▶ _TASK INPUT_
____________
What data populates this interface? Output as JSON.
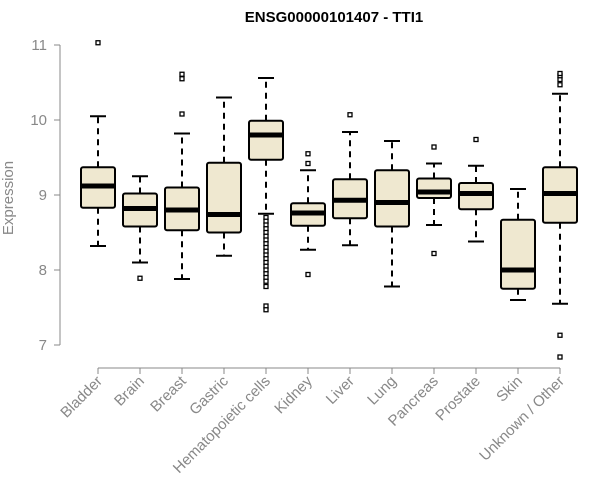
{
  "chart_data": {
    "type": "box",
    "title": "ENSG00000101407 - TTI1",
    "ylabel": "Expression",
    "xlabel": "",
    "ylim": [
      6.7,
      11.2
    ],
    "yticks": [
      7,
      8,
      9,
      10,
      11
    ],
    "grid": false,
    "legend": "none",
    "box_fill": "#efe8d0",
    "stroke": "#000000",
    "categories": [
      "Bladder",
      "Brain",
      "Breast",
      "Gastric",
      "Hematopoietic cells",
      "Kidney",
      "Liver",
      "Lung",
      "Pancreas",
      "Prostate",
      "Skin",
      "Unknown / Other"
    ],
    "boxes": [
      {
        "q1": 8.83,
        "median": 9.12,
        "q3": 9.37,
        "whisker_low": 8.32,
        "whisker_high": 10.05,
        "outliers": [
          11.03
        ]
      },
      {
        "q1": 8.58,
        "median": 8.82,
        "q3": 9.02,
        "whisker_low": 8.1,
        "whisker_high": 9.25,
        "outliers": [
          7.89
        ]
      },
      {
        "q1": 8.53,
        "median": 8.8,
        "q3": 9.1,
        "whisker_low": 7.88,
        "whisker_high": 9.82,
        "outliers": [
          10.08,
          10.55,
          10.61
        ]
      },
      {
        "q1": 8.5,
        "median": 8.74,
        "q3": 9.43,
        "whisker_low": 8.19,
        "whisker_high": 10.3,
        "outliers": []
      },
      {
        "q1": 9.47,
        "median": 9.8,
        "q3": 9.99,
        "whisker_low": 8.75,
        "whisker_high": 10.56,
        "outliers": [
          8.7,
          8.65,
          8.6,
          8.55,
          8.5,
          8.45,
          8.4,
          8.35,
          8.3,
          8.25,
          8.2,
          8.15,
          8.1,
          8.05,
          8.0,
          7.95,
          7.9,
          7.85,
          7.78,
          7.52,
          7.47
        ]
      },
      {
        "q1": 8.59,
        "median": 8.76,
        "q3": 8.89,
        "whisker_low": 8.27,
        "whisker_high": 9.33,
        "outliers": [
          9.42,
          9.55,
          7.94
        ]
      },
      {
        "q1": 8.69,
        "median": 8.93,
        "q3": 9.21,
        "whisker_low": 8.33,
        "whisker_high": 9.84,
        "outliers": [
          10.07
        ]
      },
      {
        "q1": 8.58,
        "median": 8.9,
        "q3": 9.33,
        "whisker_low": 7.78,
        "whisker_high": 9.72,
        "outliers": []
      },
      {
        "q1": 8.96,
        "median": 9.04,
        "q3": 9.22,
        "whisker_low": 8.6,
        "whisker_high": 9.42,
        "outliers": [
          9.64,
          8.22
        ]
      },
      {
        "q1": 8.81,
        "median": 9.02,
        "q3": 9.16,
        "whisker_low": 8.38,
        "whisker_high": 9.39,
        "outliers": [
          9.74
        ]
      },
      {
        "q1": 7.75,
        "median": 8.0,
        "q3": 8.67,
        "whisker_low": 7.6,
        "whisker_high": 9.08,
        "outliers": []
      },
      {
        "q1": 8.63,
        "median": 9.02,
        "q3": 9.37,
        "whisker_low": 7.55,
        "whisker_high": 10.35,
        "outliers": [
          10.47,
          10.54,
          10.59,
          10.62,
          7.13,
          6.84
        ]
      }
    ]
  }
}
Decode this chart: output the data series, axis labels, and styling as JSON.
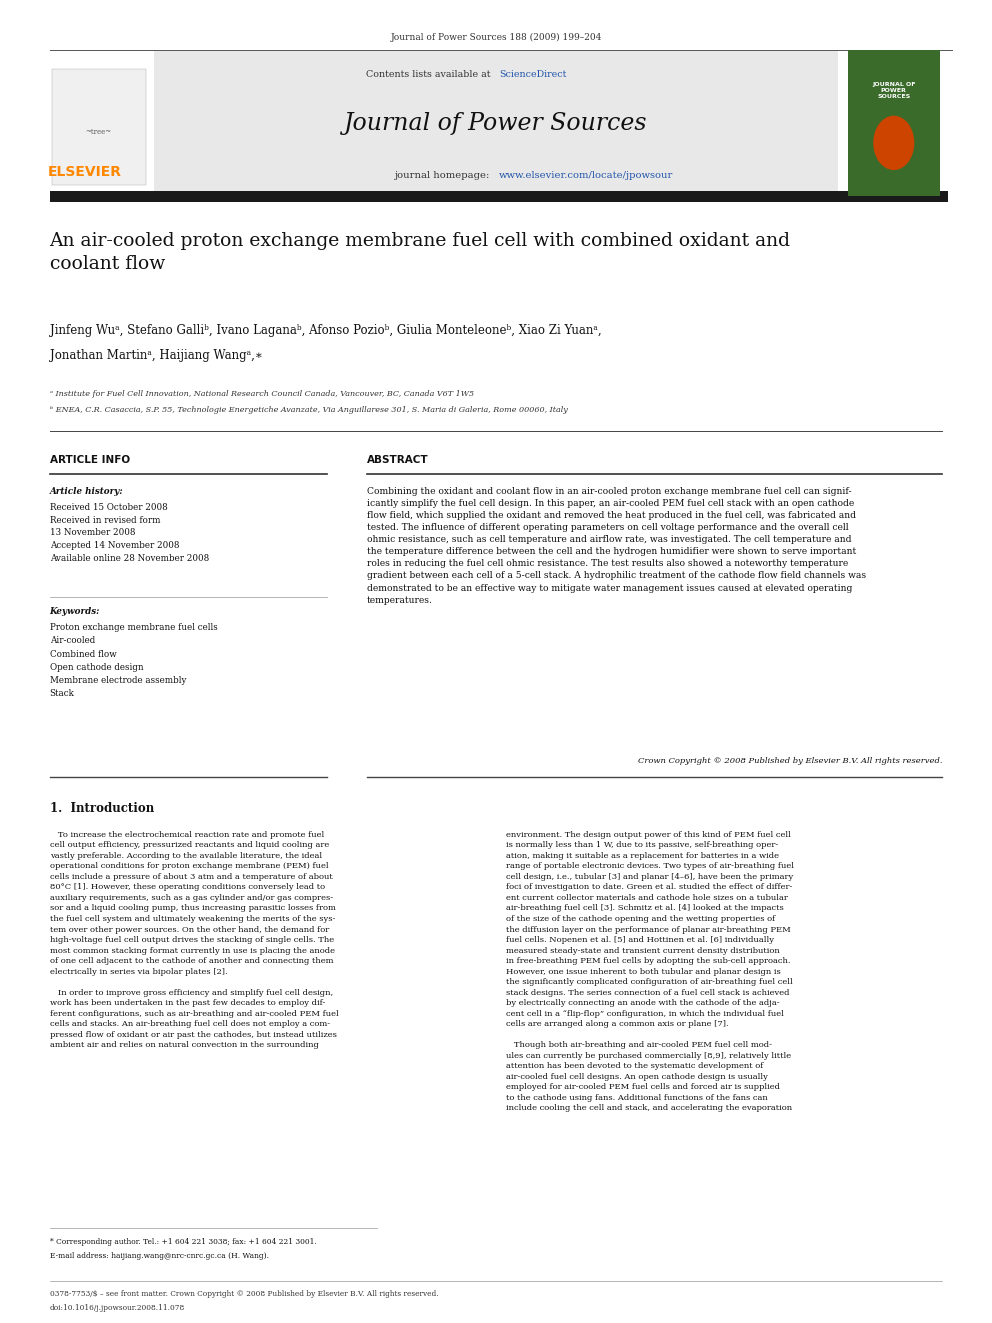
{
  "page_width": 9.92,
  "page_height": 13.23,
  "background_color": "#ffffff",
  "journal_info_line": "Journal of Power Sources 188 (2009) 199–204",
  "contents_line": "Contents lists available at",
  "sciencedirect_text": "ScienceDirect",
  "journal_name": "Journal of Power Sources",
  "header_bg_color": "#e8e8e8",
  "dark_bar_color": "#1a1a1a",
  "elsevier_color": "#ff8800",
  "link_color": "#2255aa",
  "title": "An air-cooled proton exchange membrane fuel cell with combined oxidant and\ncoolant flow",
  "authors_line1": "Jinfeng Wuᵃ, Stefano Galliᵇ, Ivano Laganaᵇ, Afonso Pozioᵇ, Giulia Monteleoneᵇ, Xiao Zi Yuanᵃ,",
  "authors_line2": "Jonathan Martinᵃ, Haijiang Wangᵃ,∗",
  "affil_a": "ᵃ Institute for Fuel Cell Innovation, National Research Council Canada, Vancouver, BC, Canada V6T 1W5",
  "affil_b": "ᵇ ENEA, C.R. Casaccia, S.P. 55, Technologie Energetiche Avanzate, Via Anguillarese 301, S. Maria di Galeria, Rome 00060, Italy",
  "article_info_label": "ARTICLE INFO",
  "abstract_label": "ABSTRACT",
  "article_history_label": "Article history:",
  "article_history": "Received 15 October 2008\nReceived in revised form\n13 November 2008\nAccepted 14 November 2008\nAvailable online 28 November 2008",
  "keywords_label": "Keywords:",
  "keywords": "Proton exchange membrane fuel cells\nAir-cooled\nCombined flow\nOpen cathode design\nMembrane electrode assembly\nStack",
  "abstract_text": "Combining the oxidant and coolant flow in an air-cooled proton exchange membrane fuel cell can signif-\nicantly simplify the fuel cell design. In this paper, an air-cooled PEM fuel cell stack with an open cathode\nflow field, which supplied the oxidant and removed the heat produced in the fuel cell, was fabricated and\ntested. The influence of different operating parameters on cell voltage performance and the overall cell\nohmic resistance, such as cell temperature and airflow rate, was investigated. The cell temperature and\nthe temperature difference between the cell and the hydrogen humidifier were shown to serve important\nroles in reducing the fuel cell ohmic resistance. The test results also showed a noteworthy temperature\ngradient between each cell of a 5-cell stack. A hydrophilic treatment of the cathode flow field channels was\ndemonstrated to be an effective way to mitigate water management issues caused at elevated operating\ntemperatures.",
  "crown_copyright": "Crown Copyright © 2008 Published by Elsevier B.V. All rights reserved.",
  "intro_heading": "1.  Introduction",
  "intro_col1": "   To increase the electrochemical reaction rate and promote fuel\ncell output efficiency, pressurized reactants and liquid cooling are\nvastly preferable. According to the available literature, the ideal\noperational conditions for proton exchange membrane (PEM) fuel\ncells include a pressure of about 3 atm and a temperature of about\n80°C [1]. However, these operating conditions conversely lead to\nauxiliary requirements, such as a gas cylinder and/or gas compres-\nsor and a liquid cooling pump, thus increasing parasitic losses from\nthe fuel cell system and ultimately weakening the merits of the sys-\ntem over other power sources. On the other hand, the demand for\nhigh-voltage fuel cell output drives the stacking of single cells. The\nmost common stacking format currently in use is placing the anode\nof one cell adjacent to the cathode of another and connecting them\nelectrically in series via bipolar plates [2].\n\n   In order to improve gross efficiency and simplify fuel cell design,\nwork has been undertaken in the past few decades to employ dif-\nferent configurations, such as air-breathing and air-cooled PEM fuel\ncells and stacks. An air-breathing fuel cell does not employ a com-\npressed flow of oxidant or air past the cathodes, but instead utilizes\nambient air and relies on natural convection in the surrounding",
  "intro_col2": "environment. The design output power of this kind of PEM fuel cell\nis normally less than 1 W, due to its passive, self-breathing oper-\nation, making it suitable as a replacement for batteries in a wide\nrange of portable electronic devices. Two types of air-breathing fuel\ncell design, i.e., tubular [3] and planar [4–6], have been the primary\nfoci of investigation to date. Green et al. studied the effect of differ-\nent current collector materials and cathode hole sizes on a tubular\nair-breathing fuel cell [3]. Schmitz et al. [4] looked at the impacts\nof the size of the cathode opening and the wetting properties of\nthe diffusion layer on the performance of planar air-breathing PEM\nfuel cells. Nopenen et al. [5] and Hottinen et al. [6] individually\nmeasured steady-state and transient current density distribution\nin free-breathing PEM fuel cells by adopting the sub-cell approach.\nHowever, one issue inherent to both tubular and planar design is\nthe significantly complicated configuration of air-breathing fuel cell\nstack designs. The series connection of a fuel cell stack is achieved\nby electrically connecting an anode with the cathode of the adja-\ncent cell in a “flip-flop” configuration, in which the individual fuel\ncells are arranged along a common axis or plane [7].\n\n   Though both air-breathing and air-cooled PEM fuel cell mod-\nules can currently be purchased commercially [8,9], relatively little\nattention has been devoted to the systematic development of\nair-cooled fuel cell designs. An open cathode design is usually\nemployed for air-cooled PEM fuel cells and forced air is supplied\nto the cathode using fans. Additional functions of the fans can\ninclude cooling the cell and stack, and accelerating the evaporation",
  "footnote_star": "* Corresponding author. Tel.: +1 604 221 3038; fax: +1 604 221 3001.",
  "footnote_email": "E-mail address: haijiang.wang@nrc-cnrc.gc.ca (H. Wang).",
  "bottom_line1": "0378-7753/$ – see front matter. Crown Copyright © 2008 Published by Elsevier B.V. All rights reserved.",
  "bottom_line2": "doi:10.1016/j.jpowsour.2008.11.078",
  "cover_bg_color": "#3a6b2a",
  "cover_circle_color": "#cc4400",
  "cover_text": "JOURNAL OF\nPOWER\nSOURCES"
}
____________
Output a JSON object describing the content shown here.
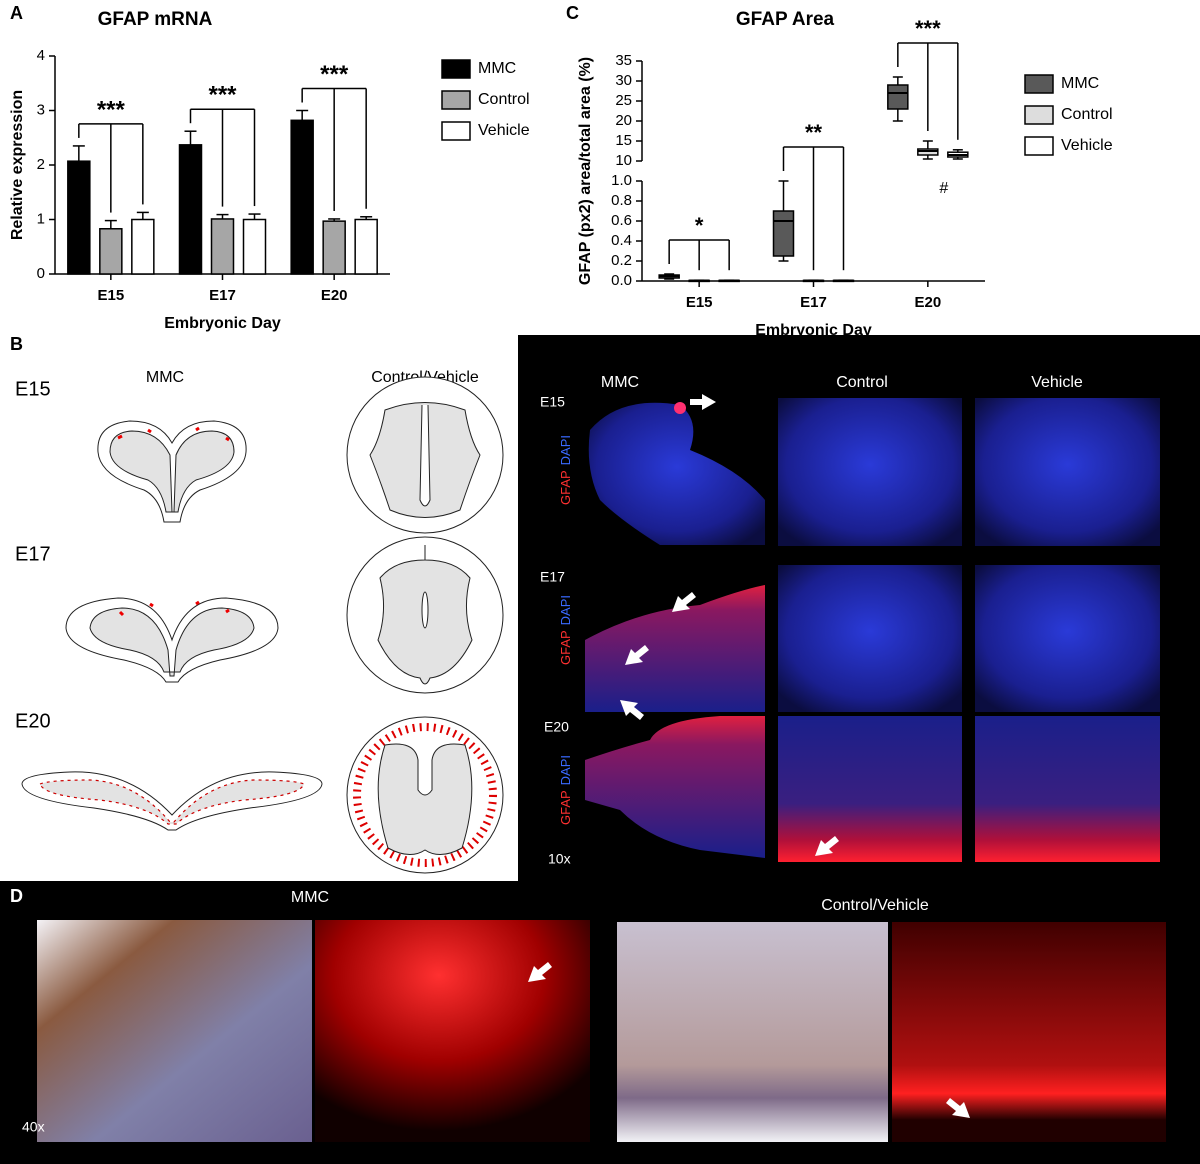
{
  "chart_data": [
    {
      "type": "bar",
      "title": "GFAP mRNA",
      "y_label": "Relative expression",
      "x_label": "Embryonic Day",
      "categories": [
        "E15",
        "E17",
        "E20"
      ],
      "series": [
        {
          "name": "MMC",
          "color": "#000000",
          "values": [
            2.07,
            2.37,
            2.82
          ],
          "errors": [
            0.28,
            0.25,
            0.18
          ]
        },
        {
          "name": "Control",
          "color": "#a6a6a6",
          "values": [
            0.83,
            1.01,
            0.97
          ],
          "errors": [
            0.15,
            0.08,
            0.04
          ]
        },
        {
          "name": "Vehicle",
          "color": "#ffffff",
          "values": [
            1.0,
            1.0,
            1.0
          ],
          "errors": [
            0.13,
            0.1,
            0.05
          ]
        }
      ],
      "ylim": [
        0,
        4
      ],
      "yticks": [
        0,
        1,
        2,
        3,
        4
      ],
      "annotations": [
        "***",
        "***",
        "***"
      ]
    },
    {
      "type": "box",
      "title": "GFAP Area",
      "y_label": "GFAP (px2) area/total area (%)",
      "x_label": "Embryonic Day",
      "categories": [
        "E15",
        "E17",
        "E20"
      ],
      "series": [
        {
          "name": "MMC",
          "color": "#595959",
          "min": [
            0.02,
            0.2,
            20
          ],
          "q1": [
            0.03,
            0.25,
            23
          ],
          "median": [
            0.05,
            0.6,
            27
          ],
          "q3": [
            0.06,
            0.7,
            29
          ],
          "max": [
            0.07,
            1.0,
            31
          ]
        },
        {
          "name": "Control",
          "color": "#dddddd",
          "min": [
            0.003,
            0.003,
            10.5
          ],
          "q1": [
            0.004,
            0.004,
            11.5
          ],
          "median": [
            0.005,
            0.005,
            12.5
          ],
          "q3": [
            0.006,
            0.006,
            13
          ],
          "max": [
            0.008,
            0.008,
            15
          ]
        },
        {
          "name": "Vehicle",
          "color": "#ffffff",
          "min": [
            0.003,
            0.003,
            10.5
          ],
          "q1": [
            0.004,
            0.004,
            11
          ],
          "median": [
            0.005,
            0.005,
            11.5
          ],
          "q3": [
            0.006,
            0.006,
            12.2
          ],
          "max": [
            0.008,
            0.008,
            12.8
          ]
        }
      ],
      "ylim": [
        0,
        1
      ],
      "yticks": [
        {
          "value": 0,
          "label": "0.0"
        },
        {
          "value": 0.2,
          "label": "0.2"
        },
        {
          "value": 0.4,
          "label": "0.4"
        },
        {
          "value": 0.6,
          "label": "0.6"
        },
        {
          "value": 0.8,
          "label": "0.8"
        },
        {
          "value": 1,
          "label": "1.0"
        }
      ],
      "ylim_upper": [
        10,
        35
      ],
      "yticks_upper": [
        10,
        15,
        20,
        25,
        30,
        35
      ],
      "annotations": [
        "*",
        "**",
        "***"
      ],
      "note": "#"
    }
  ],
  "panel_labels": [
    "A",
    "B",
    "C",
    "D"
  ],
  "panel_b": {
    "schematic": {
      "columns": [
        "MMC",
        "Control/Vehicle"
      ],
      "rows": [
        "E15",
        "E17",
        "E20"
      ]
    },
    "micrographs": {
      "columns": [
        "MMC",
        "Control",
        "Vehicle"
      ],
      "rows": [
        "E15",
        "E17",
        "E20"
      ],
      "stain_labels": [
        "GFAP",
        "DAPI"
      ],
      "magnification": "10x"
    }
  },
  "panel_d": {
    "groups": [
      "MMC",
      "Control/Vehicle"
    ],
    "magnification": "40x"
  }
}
____________
▶ _ACTIVITY_
Of the lines in the listing, some hold the word "rights". Report how many, and only that.

▶ _RESULT OF THIS TASK_
2